The CNN base encoder consists of four convolutional layers with kernel sizes of 5, 3, 3, and 3 and 128, 256, 512, and 1024 filters each. Max-pooling layers and exponential linear unit activation functions (Clevert et al. 2016) are used between the convolutional layers. The output of this set of layers encodes the array-like representations of the galaxies of 1024 features each.

The projection head is composed of three fully connected layers (512, 128, and 64 neurons each). This nonlinear function takes the galaxy representations to a latent space where the contrastive loss is computed.

The contrastive loss is calculated for each L²-normalized representation z _i in the contrastive space with the following equation:

$\begin{eqnarray}&&{l}_{i,j}=-\mathrm{log}\displaystyle \frac{\exp (\langle {{\boldsymbol{z}}}_{i},{{\boldsymbol{z}}}_{j}\rangle /h)}{{{\rm{\Sigma }}}_{k=1,k\ne i}^{2N}\,\exp (\langle {{\boldsymbol{z}}}_{i},{{\boldsymbol{z}}}_{k}\rangle /h)},\end{eqnarray} \tag{ 1 }$

where 〈, 〉 is the dot product, and h is a temperature factor that regulates the distribution of the output representations by decreasing or increasing its concentration (Hinton et al. 2015; Wu et al. 2018); in our case, h is set to 0.5. Here z _j denotes the representation of the augmented view of x _i, while k sweeps the other 2N − 1 representations in the batch.

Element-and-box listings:
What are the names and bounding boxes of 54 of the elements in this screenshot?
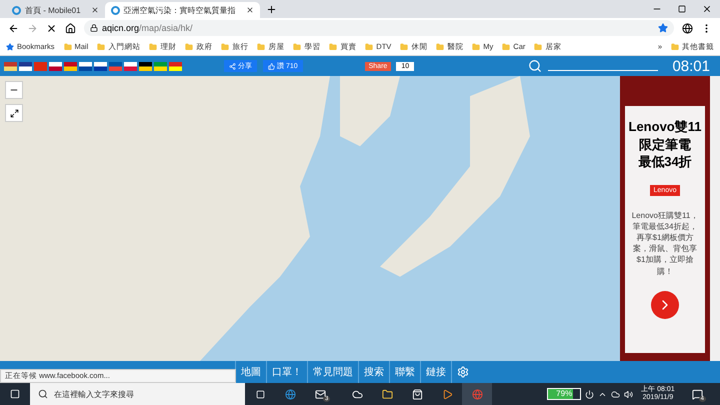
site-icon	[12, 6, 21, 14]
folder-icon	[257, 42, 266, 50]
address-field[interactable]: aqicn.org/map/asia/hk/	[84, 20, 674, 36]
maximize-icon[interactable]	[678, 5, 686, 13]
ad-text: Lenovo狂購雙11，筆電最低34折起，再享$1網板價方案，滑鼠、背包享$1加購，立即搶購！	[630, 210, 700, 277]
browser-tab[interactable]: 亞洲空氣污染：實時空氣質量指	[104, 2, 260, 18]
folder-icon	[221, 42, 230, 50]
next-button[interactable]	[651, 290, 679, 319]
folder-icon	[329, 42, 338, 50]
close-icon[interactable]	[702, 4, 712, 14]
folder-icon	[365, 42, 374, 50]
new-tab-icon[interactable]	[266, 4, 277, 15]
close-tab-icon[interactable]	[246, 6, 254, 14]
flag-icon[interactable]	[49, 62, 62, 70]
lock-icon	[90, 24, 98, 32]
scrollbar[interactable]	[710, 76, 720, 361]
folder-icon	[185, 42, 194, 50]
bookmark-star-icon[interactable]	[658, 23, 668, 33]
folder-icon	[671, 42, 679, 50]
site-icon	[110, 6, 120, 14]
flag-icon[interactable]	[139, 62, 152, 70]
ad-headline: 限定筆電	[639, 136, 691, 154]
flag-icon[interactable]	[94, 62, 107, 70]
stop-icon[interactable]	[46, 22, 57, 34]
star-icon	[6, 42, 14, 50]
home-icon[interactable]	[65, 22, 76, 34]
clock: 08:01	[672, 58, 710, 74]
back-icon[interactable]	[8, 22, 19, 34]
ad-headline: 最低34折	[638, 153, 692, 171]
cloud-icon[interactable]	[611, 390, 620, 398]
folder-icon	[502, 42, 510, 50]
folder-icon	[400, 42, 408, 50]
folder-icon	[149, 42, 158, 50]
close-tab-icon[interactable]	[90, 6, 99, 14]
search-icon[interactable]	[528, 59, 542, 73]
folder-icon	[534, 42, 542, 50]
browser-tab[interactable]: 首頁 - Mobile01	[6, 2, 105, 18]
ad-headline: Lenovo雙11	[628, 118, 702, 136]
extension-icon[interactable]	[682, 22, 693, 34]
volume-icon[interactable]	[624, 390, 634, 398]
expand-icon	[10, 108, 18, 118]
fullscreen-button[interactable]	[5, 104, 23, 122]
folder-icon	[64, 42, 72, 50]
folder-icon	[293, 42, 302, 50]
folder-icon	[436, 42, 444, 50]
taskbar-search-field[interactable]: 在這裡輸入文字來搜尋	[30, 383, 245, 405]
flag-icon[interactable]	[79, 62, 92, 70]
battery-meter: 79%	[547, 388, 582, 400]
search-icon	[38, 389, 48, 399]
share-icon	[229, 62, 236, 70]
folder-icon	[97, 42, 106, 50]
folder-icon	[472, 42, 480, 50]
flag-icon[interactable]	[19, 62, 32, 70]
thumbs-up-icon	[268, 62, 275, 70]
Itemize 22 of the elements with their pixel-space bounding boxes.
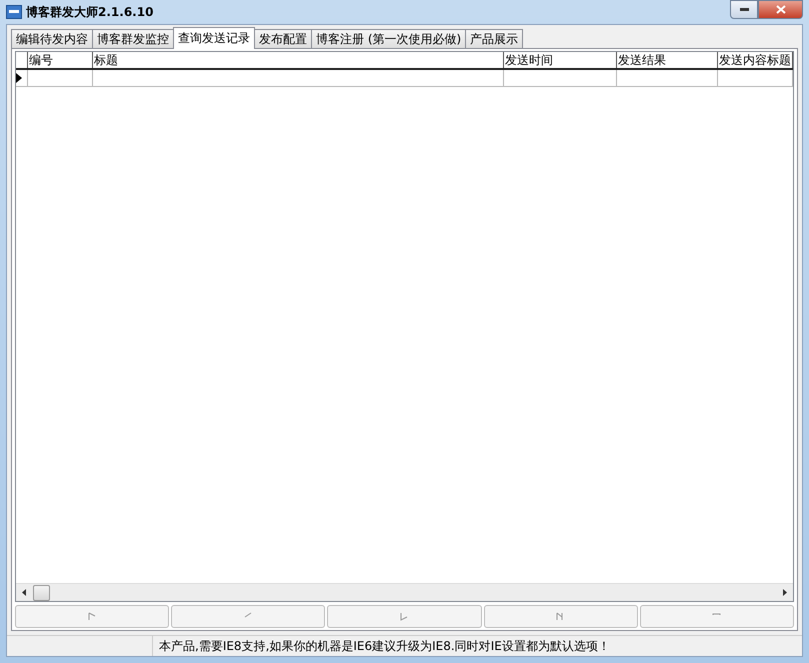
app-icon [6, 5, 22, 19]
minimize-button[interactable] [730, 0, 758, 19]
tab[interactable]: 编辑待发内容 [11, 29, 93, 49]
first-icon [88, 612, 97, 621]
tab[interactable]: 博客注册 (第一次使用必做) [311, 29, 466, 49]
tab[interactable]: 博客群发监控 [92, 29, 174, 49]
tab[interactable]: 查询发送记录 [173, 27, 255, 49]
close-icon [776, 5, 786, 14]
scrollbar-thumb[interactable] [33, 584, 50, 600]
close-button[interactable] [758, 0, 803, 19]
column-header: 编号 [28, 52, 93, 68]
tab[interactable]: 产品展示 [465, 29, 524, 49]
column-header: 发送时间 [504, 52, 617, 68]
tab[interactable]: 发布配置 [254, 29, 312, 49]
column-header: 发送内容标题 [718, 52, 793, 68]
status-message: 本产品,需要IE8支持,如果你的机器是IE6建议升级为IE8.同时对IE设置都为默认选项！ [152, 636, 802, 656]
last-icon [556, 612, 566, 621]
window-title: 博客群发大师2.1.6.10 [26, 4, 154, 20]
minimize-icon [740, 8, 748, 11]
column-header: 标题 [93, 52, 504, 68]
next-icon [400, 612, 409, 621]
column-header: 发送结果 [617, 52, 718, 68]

Requirements —
A. Which works are cited in the galaxy encoder passage?
B. Carry on with the galaxy encoder passage from its last sentence.
The rows play no role here.

Set of answers —
A. Clevert et al. 2016; Hinton et al. 2015; Wu et al. 2018

B.
This loss, first introduced in Sohn (2016), does not assume a prior distribution of the representation space and therefore can be used to learn representations of both continuous or discrete data sets. The model benefits from a large number of negative examples and long training times (Chen et al. 2020a). Our model was trained using a batch size of 1024 during 500 epochs, which represents 40 minutes of computing time on one GeForce RTX 2080 Ti GPU with NVIDIA V- 450.102.04.

3.2. Augmentations

Data augmentation is a common practice in machine learning that consists of applying transformations to the input data during the training step. The goal is to create different views of the objects while keeping their semantic information. In a supervised approach, data augmentation can be used to enlarge the training sample, since the different views of the data will have the same labels. In the contrastive-learning framework, augmentations are essential to create positive pairs of objects; these are the transformed images that originate from the same image.

When generating meaningful representations of the data in our machine-learning approach, we aim that galaxies that are similar in intrinsic physical parameters will appear close to each other in the representation space. A standard but nonoptimal feature decomposition of the data may reproduce features that are intrinsic to the data but not representative of the galaxies. The possible origin of such features is diverse and may be related to the survey design, instrumental effects, the pipeline used to process the data, or top observational constraints, such as orientation or apparent size of the target. Therefore, the augmentation functions we used during the training of the CNN were designed for the MaNGA data set and with the purpose of mitigating nonphysical dependencies as detailed below and illustrated in Figure 1.

1.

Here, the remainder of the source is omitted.